Start of Available data
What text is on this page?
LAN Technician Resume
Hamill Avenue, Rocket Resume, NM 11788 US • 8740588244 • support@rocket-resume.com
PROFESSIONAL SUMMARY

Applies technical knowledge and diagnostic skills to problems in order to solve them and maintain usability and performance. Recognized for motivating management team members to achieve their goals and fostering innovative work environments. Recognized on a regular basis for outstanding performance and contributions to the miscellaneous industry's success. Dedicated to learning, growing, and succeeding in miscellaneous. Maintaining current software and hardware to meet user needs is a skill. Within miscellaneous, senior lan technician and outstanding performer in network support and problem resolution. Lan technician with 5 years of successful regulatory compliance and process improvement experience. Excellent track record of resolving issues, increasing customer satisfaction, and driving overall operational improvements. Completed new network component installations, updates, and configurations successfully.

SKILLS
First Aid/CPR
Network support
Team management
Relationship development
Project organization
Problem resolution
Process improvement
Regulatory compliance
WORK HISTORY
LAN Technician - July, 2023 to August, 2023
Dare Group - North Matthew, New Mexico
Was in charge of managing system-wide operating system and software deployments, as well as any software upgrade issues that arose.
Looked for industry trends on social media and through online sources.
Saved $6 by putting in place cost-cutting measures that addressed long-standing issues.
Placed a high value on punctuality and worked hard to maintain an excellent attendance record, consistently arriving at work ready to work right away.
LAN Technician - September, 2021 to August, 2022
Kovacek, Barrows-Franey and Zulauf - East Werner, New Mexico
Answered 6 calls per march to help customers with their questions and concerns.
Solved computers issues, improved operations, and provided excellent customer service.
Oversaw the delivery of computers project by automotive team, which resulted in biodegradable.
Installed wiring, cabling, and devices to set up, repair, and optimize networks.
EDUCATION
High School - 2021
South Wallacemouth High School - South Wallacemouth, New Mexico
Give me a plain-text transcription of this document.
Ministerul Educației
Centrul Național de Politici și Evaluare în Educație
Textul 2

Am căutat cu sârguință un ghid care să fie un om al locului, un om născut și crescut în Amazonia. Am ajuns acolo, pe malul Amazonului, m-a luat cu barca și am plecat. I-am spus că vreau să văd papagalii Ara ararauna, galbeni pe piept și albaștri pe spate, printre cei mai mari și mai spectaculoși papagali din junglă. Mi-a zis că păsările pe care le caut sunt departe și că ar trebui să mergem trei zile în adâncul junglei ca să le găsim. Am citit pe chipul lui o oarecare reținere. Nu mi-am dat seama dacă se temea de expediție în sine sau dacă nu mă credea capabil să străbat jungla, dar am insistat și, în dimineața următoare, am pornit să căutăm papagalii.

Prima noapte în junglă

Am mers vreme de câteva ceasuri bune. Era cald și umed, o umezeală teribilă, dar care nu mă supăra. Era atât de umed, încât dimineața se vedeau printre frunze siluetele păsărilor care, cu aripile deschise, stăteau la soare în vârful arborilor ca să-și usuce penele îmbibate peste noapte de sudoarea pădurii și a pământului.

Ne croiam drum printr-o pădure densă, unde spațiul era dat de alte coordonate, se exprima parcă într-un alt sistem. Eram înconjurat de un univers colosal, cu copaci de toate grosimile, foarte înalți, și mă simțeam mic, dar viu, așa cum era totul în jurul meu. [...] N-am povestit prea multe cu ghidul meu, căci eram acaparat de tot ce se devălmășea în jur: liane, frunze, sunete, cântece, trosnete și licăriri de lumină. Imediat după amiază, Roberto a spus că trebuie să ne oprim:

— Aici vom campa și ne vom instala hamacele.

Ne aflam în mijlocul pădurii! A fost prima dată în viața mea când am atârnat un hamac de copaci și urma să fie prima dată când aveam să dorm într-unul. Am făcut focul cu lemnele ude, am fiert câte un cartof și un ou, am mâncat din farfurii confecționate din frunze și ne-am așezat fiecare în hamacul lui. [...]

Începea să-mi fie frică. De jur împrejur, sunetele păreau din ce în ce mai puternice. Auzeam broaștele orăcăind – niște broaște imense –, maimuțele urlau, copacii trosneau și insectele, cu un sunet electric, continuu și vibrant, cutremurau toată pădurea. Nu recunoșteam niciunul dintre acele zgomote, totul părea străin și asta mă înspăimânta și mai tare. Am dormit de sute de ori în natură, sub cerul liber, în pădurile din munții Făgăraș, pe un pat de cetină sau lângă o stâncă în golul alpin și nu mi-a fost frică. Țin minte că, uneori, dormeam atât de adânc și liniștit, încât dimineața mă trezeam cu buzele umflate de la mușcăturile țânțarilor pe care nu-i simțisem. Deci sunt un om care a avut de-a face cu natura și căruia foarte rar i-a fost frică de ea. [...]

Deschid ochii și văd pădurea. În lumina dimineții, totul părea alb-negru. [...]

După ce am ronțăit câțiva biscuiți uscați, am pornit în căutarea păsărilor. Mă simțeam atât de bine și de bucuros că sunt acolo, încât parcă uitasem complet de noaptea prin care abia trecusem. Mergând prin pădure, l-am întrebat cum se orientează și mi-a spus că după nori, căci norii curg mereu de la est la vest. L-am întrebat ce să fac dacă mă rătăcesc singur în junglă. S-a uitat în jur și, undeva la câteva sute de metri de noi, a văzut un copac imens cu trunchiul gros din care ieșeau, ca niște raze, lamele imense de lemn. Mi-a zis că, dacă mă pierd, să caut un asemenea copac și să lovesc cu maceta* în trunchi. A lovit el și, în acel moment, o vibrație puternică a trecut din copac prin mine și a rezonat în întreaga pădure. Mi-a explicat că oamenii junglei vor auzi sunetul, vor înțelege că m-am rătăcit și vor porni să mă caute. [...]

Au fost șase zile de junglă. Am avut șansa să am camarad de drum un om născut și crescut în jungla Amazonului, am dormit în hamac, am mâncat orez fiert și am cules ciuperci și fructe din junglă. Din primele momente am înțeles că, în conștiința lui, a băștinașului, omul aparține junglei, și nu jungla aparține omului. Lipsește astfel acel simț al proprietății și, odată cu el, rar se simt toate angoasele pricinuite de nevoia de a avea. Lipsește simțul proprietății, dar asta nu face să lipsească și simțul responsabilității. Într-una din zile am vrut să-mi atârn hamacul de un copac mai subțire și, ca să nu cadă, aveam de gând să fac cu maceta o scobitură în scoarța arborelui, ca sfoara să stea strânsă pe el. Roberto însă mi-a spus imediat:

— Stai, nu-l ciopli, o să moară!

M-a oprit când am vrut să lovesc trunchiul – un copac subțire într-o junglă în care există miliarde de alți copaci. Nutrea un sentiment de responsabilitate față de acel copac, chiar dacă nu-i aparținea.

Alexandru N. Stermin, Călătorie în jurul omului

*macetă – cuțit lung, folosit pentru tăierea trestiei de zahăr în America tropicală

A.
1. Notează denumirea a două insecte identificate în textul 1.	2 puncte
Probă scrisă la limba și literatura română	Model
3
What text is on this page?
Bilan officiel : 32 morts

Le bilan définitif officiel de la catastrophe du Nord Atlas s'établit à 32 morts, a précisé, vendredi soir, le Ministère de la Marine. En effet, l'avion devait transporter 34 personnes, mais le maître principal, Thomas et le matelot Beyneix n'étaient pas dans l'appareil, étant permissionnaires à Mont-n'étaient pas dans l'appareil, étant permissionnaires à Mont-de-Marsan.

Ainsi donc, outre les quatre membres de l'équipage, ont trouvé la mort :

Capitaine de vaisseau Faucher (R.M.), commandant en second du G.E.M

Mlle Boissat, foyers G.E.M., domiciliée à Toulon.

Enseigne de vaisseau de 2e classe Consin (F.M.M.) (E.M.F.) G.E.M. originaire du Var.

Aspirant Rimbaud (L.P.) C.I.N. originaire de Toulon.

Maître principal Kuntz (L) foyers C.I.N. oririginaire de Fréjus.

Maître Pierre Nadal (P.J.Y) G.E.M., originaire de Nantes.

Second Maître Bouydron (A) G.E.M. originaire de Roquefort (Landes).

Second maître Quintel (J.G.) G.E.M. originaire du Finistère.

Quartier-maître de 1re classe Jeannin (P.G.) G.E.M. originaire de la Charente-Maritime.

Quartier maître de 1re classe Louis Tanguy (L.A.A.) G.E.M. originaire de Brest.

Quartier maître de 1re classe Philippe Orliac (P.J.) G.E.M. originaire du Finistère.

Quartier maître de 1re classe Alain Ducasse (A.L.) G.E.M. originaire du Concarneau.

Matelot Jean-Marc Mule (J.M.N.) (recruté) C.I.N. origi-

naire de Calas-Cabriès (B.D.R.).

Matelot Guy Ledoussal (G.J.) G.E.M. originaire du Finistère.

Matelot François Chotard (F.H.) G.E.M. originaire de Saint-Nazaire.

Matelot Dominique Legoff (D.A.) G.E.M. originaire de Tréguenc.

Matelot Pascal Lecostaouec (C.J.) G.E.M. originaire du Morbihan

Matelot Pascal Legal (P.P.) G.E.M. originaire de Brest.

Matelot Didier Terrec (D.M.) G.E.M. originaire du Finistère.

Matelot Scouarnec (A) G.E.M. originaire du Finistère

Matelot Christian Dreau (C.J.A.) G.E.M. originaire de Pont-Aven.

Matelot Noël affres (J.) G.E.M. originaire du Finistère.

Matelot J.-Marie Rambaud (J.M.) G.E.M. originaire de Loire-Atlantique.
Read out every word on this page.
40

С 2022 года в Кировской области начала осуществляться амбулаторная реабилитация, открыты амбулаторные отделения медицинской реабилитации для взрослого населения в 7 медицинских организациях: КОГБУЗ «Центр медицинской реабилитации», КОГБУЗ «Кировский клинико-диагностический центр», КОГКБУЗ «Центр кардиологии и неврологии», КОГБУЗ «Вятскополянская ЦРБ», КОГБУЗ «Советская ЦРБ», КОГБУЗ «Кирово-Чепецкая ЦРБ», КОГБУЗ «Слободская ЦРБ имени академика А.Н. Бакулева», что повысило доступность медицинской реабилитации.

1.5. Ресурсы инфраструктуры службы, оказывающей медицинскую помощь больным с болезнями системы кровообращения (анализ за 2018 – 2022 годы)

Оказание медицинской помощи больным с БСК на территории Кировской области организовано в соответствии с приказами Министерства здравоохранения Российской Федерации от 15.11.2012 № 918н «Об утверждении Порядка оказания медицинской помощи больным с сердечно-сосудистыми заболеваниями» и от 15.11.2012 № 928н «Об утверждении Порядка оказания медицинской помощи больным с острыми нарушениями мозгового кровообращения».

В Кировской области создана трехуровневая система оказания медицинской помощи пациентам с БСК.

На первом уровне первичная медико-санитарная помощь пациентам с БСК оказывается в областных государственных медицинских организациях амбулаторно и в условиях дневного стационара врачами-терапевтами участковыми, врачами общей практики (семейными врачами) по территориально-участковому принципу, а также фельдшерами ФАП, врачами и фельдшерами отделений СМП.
End of Available data
● **Exercise prompt**:
Track down all lines above with the string "vaisseau" and copy them.

● **The output**:
Capitaine de vaisseau Faucher (R.M.), commandant en second du G.E.M
Enseigne de vaisseau de 2e classe Consin (F.M.M.) (E.M.F.) G.E.M. originaire du Var.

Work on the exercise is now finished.